● **Saved entries**:
---------------
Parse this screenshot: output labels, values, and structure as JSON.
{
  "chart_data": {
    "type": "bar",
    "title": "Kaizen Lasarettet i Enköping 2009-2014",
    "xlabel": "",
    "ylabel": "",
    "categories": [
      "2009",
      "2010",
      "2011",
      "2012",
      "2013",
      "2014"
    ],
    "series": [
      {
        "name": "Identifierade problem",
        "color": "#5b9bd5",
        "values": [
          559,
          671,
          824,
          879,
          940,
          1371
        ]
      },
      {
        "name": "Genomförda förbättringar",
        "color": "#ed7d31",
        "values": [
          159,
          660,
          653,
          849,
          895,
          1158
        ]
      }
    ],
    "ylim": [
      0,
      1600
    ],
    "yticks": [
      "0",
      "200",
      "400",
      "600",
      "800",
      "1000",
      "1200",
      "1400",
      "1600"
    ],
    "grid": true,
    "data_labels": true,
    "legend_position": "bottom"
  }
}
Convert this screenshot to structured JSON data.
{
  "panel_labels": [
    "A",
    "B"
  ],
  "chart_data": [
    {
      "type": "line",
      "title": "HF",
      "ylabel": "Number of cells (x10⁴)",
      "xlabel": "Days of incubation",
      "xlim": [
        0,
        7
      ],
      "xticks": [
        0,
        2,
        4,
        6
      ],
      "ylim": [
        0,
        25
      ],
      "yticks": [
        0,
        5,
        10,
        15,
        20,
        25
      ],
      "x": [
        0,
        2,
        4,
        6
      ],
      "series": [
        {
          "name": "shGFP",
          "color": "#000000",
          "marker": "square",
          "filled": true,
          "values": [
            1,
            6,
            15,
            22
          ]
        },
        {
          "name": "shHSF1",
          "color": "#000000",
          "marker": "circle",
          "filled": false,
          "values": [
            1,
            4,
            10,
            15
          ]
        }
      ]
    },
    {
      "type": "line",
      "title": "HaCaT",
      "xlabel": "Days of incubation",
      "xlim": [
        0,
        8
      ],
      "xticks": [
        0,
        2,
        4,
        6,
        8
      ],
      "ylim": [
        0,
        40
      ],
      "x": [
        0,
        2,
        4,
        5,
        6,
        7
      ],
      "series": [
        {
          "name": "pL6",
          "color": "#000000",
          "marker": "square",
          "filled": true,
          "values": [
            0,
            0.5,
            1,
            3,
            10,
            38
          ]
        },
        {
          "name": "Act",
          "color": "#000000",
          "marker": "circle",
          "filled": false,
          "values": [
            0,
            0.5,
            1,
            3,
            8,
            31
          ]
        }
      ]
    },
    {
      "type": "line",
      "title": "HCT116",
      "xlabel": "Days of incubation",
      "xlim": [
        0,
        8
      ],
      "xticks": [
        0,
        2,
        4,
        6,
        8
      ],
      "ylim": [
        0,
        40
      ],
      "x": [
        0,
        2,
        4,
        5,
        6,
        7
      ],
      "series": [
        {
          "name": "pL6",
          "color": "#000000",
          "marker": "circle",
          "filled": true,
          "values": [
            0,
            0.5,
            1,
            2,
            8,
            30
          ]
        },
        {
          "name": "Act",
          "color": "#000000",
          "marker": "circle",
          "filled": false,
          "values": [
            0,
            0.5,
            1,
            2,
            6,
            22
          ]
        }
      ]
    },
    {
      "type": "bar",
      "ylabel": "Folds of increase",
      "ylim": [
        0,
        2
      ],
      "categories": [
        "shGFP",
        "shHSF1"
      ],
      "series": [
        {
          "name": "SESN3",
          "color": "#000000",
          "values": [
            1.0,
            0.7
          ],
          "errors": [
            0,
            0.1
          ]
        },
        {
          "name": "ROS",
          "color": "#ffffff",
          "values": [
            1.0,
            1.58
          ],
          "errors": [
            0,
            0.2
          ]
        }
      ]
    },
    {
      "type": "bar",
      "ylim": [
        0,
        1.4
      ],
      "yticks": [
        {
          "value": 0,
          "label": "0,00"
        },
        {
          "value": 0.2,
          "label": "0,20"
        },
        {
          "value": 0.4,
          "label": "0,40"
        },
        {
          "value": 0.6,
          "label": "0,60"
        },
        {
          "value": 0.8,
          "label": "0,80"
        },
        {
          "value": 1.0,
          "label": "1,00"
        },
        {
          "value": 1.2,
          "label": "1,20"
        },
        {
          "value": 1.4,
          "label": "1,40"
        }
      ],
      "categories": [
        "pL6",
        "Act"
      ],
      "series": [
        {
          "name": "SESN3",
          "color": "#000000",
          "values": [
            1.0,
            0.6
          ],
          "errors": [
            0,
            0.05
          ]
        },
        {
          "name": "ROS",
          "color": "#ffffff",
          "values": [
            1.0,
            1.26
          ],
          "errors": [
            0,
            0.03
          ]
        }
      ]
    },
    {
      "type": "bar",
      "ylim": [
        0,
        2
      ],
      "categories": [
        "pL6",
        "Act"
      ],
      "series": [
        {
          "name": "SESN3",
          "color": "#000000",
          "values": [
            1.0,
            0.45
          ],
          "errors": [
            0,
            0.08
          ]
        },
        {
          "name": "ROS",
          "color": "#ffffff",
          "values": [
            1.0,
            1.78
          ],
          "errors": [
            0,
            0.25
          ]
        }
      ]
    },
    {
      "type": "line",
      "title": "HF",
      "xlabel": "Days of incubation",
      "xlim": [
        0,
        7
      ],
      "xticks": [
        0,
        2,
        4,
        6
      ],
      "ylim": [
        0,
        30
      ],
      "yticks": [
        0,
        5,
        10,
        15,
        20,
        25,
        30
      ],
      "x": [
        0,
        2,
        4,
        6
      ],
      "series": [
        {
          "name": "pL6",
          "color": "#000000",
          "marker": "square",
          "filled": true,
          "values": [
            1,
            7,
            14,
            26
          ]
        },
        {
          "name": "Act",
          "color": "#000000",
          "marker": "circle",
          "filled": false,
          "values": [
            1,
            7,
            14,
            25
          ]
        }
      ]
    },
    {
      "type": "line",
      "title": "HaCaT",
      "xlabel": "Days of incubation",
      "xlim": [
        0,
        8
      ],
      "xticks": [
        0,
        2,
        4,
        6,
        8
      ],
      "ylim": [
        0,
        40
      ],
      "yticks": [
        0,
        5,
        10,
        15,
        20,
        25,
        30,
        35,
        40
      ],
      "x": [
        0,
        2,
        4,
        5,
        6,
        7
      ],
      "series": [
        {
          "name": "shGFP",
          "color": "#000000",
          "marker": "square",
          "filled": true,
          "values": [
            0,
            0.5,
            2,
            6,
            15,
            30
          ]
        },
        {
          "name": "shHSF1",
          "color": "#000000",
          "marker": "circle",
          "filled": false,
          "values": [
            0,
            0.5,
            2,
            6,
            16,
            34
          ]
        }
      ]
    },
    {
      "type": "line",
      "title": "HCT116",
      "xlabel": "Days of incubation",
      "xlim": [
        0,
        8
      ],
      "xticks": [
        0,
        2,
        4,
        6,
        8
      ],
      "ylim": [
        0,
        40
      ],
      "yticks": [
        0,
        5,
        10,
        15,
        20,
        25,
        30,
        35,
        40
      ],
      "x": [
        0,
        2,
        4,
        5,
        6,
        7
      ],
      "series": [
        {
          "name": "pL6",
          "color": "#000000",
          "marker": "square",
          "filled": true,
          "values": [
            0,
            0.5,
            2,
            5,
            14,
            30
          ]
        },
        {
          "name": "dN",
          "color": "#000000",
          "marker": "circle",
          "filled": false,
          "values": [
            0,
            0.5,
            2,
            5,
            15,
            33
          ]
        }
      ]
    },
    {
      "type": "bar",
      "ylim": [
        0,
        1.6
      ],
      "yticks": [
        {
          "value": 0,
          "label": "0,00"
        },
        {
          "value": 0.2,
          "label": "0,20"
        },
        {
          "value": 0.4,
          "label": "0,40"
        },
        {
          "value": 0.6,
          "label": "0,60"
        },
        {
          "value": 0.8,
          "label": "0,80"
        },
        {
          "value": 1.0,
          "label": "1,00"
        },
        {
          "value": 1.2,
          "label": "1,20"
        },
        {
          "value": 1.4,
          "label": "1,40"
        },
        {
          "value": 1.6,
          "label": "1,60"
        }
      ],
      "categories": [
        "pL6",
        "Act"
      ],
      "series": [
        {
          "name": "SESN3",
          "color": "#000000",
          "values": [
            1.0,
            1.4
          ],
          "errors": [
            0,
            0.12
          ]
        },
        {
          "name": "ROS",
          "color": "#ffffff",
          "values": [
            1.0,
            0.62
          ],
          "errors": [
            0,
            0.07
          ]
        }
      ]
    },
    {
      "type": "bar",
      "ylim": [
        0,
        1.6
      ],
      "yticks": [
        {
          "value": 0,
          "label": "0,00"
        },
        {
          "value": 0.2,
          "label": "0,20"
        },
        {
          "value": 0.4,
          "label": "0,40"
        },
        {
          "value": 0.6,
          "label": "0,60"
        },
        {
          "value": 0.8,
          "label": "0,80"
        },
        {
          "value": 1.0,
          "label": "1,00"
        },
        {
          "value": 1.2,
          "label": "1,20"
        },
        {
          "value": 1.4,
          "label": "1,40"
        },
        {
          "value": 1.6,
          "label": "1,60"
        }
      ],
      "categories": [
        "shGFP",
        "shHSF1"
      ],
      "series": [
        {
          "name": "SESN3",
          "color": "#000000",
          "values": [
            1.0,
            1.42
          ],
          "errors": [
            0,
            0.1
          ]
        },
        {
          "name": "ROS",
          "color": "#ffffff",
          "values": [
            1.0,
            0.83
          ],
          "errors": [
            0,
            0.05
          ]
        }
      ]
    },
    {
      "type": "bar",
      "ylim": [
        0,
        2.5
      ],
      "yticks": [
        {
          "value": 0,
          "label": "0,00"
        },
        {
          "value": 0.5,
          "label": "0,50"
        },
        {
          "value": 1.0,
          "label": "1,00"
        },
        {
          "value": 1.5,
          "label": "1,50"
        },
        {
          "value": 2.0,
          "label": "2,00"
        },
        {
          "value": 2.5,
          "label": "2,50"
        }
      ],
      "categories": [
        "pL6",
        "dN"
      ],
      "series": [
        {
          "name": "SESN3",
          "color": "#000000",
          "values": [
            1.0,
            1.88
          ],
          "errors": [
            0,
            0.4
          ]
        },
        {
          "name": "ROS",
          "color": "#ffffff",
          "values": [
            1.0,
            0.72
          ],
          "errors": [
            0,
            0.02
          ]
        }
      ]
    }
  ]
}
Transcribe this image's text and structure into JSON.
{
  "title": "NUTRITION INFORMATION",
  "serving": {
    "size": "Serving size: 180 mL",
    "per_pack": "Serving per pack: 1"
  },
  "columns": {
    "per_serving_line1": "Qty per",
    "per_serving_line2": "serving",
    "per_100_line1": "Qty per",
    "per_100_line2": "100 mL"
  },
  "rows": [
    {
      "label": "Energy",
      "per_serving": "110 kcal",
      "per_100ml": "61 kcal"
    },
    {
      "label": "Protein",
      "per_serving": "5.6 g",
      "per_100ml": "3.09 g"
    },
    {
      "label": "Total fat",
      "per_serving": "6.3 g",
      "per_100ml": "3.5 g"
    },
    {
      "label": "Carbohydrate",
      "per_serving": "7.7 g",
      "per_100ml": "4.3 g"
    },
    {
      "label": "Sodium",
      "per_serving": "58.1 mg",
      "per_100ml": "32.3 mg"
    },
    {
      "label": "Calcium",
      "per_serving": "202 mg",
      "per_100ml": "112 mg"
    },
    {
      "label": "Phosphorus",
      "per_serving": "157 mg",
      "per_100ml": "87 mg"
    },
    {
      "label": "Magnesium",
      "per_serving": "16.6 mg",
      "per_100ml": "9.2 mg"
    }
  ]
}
---------------
● **WHAT YOU HAVE TO DO**:
Once a line of the records is found to contain "this", copy it out.

● **ANSWER FOR THE TASK**:
Parse this screenshot: output labels, values, and structure as JSON.
Convert this screenshot to structured JSON data.
Transcribe this image's text and structure into JSON.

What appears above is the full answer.